Part of a data file
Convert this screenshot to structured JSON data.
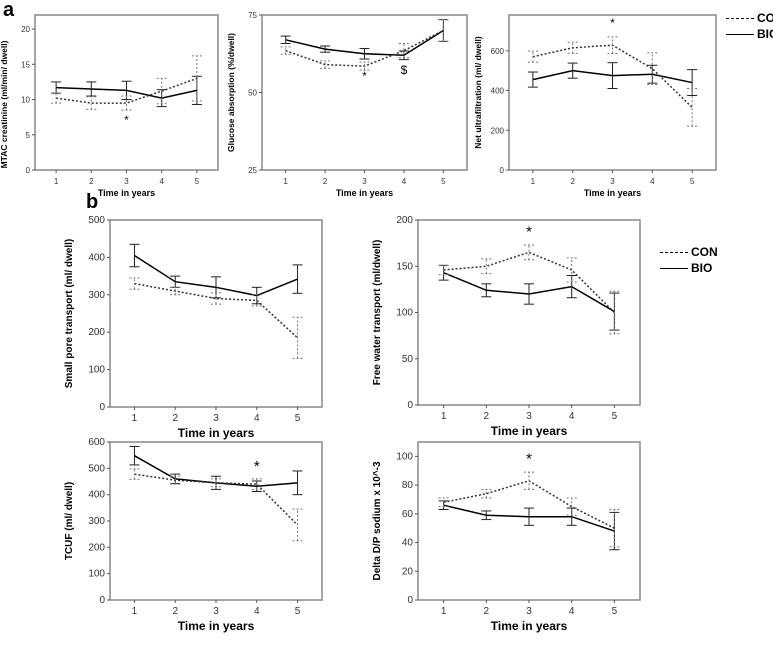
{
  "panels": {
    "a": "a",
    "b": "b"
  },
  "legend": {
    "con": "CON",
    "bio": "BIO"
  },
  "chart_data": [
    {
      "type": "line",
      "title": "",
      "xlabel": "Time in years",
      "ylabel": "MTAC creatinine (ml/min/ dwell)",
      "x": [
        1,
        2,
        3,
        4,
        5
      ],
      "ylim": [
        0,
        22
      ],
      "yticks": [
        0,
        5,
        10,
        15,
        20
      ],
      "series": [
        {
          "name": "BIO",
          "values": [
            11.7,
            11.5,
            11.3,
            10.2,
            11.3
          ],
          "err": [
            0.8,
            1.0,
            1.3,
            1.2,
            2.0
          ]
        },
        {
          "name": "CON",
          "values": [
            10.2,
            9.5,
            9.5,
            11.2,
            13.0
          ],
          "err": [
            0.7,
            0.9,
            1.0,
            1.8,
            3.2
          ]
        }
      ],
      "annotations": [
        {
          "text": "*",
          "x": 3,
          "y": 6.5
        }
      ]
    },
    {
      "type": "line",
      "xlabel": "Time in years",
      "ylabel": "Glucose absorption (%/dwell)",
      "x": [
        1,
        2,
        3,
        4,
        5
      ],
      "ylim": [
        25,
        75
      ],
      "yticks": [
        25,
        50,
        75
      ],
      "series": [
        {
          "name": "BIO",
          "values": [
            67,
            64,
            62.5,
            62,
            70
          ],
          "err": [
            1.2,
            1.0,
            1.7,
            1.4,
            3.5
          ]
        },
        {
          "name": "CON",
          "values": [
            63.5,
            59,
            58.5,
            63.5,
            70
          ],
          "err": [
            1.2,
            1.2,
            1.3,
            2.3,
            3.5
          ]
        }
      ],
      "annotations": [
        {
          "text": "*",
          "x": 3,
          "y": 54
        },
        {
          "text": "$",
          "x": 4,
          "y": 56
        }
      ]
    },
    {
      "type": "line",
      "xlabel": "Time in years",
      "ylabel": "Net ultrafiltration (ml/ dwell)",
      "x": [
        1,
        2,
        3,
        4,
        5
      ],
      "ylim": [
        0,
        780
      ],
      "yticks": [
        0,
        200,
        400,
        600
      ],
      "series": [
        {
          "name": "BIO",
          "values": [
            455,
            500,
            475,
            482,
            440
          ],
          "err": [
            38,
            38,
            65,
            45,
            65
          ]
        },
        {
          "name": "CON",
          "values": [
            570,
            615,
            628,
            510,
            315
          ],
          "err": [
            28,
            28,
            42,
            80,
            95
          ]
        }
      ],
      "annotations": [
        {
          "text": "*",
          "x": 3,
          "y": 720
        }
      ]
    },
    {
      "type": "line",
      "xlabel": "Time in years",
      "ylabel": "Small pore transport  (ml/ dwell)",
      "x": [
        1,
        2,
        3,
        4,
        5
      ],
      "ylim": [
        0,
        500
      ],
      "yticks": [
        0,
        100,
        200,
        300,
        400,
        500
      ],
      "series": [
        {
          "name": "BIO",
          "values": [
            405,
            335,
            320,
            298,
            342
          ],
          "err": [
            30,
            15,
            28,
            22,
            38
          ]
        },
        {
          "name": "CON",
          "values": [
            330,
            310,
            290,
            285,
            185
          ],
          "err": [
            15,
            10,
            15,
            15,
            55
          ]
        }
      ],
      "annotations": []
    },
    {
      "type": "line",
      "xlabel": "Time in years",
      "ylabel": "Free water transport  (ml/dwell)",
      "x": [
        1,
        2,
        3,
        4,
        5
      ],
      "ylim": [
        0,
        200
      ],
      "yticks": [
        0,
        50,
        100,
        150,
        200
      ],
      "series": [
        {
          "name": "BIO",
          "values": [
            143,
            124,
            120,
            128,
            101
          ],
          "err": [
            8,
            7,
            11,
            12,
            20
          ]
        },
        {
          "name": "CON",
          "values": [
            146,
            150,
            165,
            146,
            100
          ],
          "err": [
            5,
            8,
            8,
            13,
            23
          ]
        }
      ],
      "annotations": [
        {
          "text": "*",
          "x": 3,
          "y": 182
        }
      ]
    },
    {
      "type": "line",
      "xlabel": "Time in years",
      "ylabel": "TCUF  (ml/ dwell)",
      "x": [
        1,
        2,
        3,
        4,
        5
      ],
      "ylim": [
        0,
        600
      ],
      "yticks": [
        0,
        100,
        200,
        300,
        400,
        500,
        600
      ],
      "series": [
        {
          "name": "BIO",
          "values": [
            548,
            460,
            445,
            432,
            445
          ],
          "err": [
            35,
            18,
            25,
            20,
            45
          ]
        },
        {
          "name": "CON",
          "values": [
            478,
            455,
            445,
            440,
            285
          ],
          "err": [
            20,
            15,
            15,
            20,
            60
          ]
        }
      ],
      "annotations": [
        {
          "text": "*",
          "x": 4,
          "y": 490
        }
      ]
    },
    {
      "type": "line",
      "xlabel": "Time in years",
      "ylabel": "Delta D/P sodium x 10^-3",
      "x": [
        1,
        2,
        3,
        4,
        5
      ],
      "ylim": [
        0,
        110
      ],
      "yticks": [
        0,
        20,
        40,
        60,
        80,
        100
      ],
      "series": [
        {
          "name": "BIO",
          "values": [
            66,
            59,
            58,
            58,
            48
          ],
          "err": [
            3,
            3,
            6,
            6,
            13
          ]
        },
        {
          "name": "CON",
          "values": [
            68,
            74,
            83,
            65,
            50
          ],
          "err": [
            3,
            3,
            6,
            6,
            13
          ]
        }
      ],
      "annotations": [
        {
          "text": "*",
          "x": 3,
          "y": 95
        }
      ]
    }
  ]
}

● Task instructions
Restate the whole listing above exactly, except for its images.

● Result of the task
Convert this screenshot to structured JSON data.
{
  "panels": {
    "a": "a",
    "b": "b"
  },
  "legend": {
    "con": "CON",
    "bio": "BIO"
  },
  "chart_data": [
    {
      "type": "line",
      "title": "",
      "xlabel": "Time in years",
      "ylabel": "MTAC creatinine (ml/min/ dwell)",
      "x": [
        1,
        2,
        3,
        4,
        5
      ],
      "ylim": [
        0,
        22
      ],
      "yticks": [
        0,
        5,
        10,
        15,
        20
      ],
      "series": [
        {
          "name": "BIO",
          "values": [
            11.7,
            11.5,
            11.3,
            10.2,
            11.3
          ],
          "err": [
            0.8,
            1.0,
            1.3,
            1.2,
            2.0
          ]
        },
        {
          "name": "CON",
          "values": [
            10.2,
            9.5,
            9.5,
            11.2,
            13.0
          ],
          "err": [
            0.7,
            0.9,
            1.0,
            1.8,
            3.2
          ]
        }
      ],
      "annotations": [
        {
          "text": "*",
          "x": 3,
          "y": 6.5
        }
      ]
    },
    {
      "type": "line",
      "xlabel": "Time in years",
      "ylabel": "Glucose absorption (%/dwell)",
      "x": [
        1,
        2,
        3,
        4,
        5
      ],
      "ylim": [
        25,
        75
      ],
      "yticks": [
        25,
        50,
        75
      ],
      "series": [
        {
          "name": "BIO",
          "values": [
            67,
            64,
            62.5,
            62,
            70
          ],
          "err": [
            1.2,
            1.0,
            1.7,
            1.4,
            3.5
          ]
        },
        {
          "name": "CON",
          "values": [
            63.5,
            59,
            58.5,
            63.5,
            70
          ],
          "err": [
            1.2,
            1.2,
            1.3,
            2.3,
            3.5
          ]
        }
      ],
      "annotations": [
        {
          "text": "*",
          "x": 3,
          "y": 54
        },
        {
          "text": "$",
          "x": 4,
          "y": 56
        }
      ]
    },
    {
      "type": "line",
      "xlabel": "Time in years",
      "ylabel": "Net ultrafiltration (ml/ dwell)",
      "x": [
        1,
        2,
        3,
        4,
        5
      ],
      "ylim": [
        0,
        780
      ],
      "yticks": [
        0,
        200,
        400,
        600
      ],
      "series": [
        {
          "name": "BIO",
          "values": [
            455,
            500,
            475,
            482,
            440
          ],
          "err": [
            38,
            38,
            65,
            45,
            65
          ]
        },
        {
          "name": "CON",
          "values": [
            570,
            615,
            628,
            510,
            315
          ],
          "err": [
            28,
            28,
            42,
            80,
            95
          ]
        }
      ],
      "annotations": [
        {
          "text": "*",
          "x": 3,
          "y": 720
        }
      ]
    },
    {
      "type": "line",
      "xlabel": "Time in years",
      "ylabel": "Small pore transport  (ml/ dwell)",
      "x": [
        1,
        2,
        3,
        4,
        5
      ],
      "ylim": [
        0,
        500
      ],
      "yticks": [
        0,
        100,
        200,
        300,
        400,
        500
      ],
      "series": [
        {
          "name": "BIO",
          "values": [
            405,
            335,
            320,
            298,
            342
          ],
          "err": [
            30,
            15,
            28,
            22,
            38
          ]
        },
        {
          "name": "CON",
          "values": [
            330,
            310,
            290,
            285,
            185
          ],
          "err": [
            15,
            10,
            15,
            15,
            55
          ]
        }
      ],
      "annotations": []
    },
    {
      "type": "line",
      "xlabel": "Time in years",
      "ylabel": "Free water transport  (ml/dwell)",
      "x": [
        1,
        2,
        3,
        4,
        5
      ],
      "ylim": [
        0,
        200
      ],
      "yticks": [
        0,
        50,
        100,
        150,
        200
      ],
      "series": [
        {
          "name": "BIO",
          "values": [
            143,
            124,
            120,
            128,
            101
          ],
          "err": [
            8,
            7,
            11,
            12,
            20
          ]
        },
        {
          "name": "CON",
          "values": [
            146,
            150,
            165,
            146,
            100
          ],
          "err": [
            5,
            8,
            8,
            13,
            23
          ]
        }
      ],
      "annotations": [
        {
          "text": "*",
          "x": 3,
          "y": 182
        }
      ]
    },
    {
      "type": "line",
      "xlabel": "Time in years",
      "ylabel": "TCUF  (ml/ dwell)",
      "x": [
        1,
        2,
        3,
        4,
        5
      ],
      "ylim": [
        0,
        600
      ],
      "yticks": [
        0,
        100,
        200,
        300,
        400,
        500,
        600
      ],
      "series": [
        {
          "name": "BIO",
          "values": [
            548,
            460,
            445,
            432,
            445
          ],
          "err": [
            35,
            18,
            25,
            20,
            45
          ]
        },
        {
          "name": "CON",
          "values": [
            478,
            455,
            445,
            440,
            285
          ],
          "err": [
            20,
            15,
            15,
            20,
            60
          ]
        }
      ],
      "annotations": [
        {
          "text": "*",
          "x": 4,
          "y": 490
        }
      ]
    },
    {
      "type": "line",
      "xlabel": "Time in years",
      "ylabel": "Delta D/P sodium x 10^-3",
      "x": [
        1,
        2,
        3,
        4,
        5
      ],
      "ylim": [
        0,
        110
      ],
      "yticks": [
        0,
        20,
        40,
        60,
        80,
        100
      ],
      "series": [
        {
          "name": "BIO",
          "values": [
            66,
            59,
            58,
            58,
            48
          ],
          "err": [
            3,
            3,
            6,
            6,
            13
          ]
        },
        {
          "name": "CON",
          "values": [
            68,
            74,
            83,
            65,
            50
          ],
          "err": [
            3,
            3,
            6,
            6,
            13
          ]
        }
      ],
      "annotations": [
        {
          "text": "*",
          "x": 3,
          "y": 95
        }
      ]
    }
  ]
}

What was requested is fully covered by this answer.